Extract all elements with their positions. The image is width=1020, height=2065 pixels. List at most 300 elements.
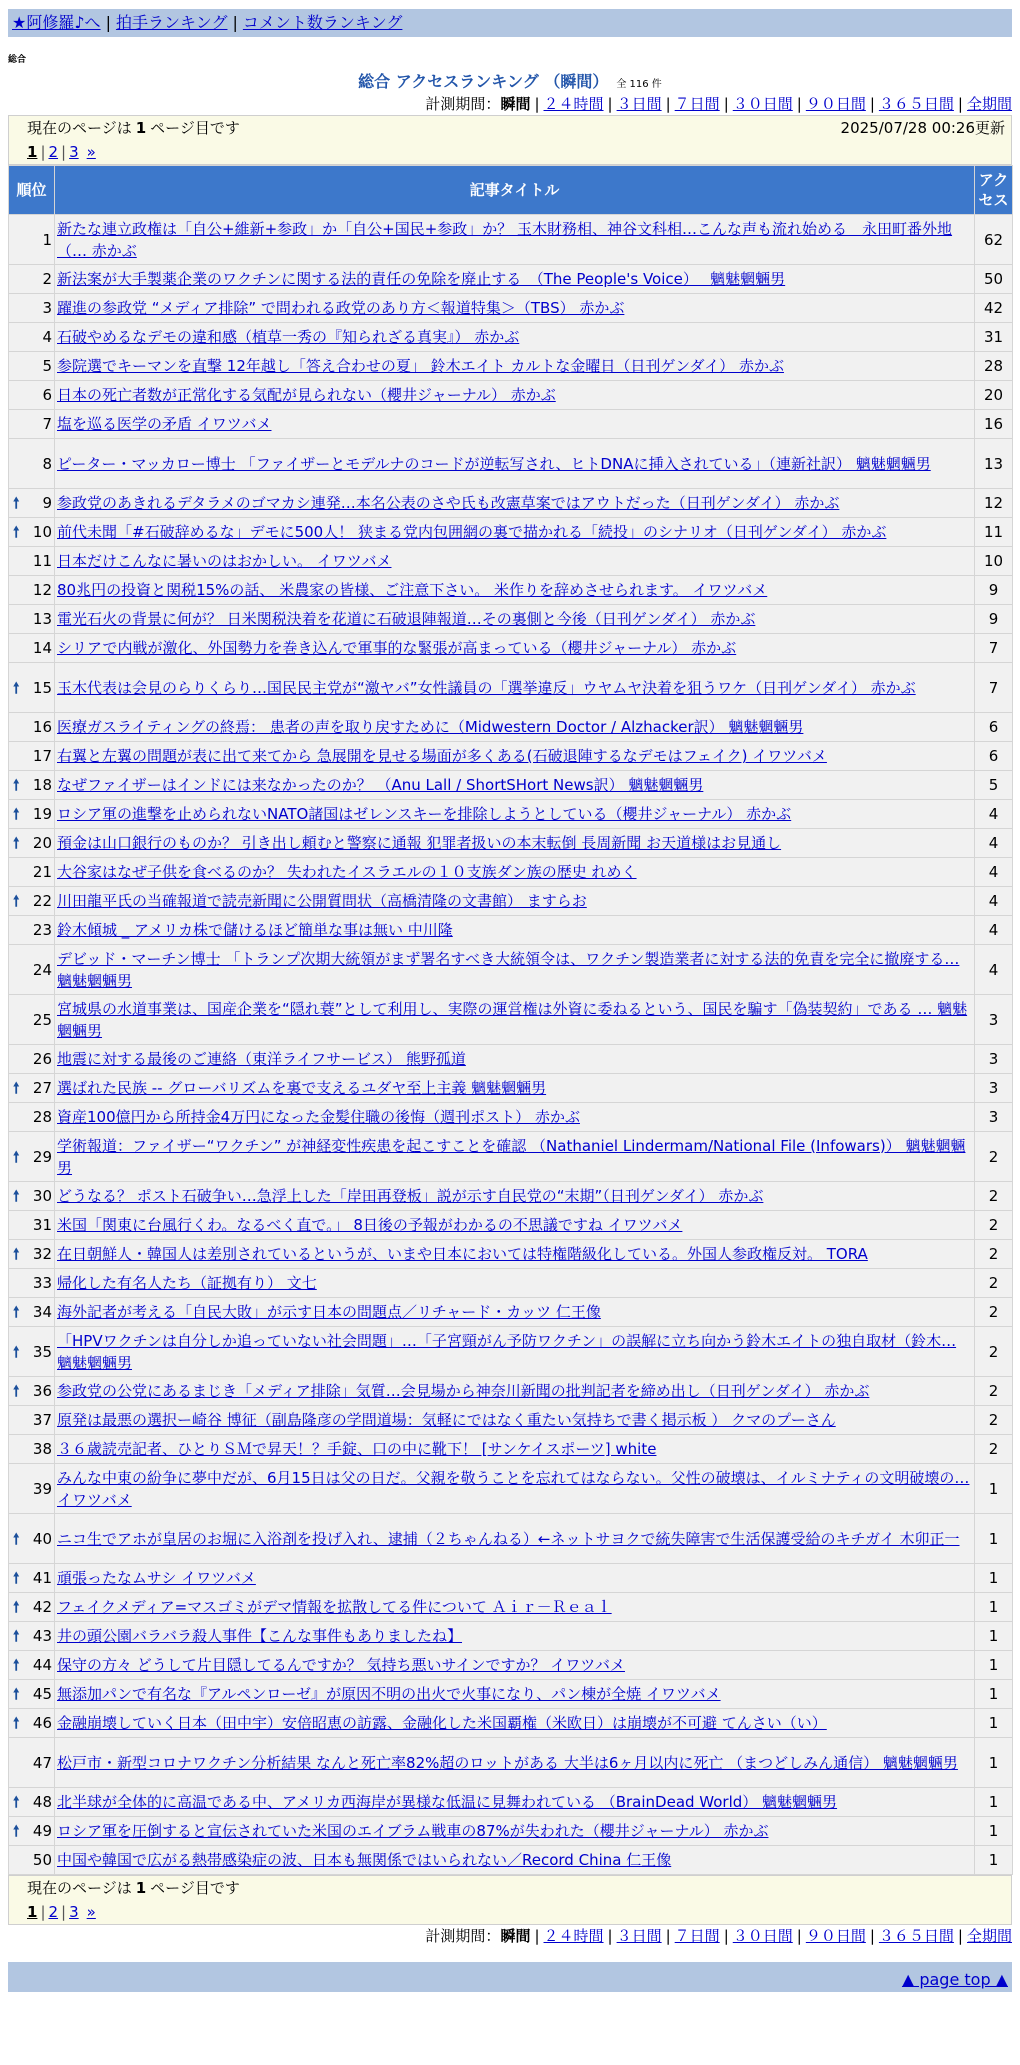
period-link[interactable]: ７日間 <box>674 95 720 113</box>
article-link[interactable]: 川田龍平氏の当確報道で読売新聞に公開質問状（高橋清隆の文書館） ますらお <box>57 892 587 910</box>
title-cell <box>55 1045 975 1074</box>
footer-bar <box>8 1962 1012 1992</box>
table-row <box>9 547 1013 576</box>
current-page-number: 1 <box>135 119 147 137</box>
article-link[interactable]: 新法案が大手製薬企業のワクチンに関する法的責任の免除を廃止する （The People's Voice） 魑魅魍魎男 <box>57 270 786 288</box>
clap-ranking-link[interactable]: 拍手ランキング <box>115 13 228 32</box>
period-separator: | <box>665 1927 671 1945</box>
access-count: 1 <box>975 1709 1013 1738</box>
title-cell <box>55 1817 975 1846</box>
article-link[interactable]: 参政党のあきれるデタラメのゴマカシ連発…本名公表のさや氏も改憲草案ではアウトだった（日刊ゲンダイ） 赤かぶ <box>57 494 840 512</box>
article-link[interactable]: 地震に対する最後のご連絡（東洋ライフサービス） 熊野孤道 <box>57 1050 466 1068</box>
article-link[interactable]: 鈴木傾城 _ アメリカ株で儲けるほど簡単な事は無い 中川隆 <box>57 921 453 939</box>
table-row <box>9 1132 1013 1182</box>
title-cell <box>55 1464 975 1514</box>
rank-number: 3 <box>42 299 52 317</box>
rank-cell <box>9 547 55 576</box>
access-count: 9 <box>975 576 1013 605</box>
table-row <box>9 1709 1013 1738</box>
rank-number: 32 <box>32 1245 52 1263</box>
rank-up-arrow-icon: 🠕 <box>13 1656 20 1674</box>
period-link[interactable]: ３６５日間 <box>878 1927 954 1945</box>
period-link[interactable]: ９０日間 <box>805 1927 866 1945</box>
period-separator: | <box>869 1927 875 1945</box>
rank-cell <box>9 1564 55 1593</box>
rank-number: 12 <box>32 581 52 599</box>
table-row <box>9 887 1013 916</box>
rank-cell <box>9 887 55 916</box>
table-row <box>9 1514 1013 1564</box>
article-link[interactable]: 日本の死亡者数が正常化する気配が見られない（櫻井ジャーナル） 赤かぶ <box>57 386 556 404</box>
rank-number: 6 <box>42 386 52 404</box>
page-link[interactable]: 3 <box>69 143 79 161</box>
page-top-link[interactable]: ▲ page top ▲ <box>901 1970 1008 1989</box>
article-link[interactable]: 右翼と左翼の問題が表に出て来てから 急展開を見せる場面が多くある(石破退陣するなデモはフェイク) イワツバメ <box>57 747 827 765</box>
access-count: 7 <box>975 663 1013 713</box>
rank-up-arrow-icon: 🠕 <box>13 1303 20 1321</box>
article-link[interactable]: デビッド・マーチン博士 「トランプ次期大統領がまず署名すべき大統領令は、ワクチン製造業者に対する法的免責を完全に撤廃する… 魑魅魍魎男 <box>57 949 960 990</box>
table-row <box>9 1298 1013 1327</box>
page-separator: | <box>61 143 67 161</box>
::::::::
Report only the number of lines in the records above that contain the string "魑魅魍魎男".

2